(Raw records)
○ ○ ○ ○ ○ ○ ○
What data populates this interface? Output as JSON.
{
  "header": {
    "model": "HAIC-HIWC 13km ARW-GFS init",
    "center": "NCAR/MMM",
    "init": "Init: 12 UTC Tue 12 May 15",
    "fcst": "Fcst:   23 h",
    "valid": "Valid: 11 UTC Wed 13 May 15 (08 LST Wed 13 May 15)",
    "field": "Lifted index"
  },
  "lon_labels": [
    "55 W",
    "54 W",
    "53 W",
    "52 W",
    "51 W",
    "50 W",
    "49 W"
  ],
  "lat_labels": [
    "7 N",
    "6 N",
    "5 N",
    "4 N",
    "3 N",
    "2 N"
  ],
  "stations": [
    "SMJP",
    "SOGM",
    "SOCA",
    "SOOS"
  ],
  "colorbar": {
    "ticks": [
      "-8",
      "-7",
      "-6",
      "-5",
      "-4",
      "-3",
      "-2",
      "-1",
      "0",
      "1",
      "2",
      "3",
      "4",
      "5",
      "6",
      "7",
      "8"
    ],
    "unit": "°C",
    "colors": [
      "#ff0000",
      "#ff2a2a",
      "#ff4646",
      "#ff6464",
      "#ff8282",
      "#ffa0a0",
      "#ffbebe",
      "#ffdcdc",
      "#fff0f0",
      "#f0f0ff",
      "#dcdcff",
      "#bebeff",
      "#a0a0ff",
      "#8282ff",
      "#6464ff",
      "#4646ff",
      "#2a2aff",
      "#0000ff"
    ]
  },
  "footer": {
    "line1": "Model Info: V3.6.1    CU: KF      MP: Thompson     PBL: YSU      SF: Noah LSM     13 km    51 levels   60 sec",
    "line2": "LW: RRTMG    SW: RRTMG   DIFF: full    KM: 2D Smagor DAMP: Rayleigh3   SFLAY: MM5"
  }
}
○ ○ ○ ○ ○ ○ ○
What is being asked = Return each full line of the entries that contains the word "init".

Result of this exercise =
    "model": "HAIC-HIWC 13km ARW-GFS init",
    "init": "Init: 12 UTC Tue 12 May 15",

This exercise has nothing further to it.